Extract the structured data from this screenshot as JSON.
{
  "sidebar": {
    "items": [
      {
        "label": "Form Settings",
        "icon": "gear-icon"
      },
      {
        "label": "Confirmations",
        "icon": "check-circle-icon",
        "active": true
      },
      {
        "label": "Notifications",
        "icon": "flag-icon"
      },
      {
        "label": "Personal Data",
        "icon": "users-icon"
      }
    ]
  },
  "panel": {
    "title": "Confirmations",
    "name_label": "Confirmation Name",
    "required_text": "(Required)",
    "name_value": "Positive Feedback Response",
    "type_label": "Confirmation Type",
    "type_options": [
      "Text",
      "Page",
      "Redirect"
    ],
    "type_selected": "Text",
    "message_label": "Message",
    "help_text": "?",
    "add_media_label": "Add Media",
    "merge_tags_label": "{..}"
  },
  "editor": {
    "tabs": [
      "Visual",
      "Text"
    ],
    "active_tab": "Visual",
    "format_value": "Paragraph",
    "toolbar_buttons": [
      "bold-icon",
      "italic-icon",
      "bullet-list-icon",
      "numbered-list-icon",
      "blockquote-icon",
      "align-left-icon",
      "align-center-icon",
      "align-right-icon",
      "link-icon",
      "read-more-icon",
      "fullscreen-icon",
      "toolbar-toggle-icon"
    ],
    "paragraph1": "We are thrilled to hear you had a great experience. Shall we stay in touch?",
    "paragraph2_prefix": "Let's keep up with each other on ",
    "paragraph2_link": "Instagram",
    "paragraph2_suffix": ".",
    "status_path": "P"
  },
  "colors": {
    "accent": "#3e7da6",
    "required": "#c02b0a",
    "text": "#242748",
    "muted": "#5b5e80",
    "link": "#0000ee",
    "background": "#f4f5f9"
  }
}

## WHAT TO WORK ON
Copy out the data shown above without altering anything.

## THE RESPONSE
Extract the structured data from this screenshot as JSON.
{
  "sidebar": {
    "items": [
      {
        "label": "Form Settings",
        "icon": "gear-icon"
      },
      {
        "label": "Confirmations",
        "icon": "check-circle-icon",
        "active": true
      },
      {
        "label": "Notifications",
        "icon": "flag-icon"
      },
      {
        "label": "Personal Data",
        "icon": "users-icon"
      }
    ]
  },
  "panel": {
    "title": "Confirmations",
    "name_label": "Confirmation Name",
    "required_text": "(Required)",
    "name_value": "Positive Feedback Response",
    "type_label": "Confirmation Type",
    "type_options": [
      "Text",
      "Page",
      "Redirect"
    ],
    "type_selected": "Text",
    "message_label": "Message",
    "help_text": "?",
    "add_media_label": "Add Media",
    "merge_tags_label": "{..}"
  },
  "editor": {
    "tabs": [
      "Visual",
      "Text"
    ],
    "active_tab": "Visual",
    "format_value": "Paragraph",
    "toolbar_buttons": [
      "bold-icon",
      "italic-icon",
      "bullet-list-icon",
      "numbered-list-icon",
      "blockquote-icon",
      "align-left-icon",
      "align-center-icon",
      "align-right-icon",
      "link-icon",
      "read-more-icon",
      "fullscreen-icon",
      "toolbar-toggle-icon"
    ],
    "paragraph1": "We are thrilled to hear you had a great experience. Shall we stay in touch?",
    "paragraph2_prefix": "Let's keep up with each other on ",
    "paragraph2_link": "Instagram",
    "paragraph2_suffix": ".",
    "status_path": "P"
  },
  "colors": {
    "accent": "#3e7da6",
    "required": "#c02b0a",
    "text": "#242748",
    "muted": "#5b5e80",
    "link": "#0000ee",
    "background": "#f4f5f9"
  }
}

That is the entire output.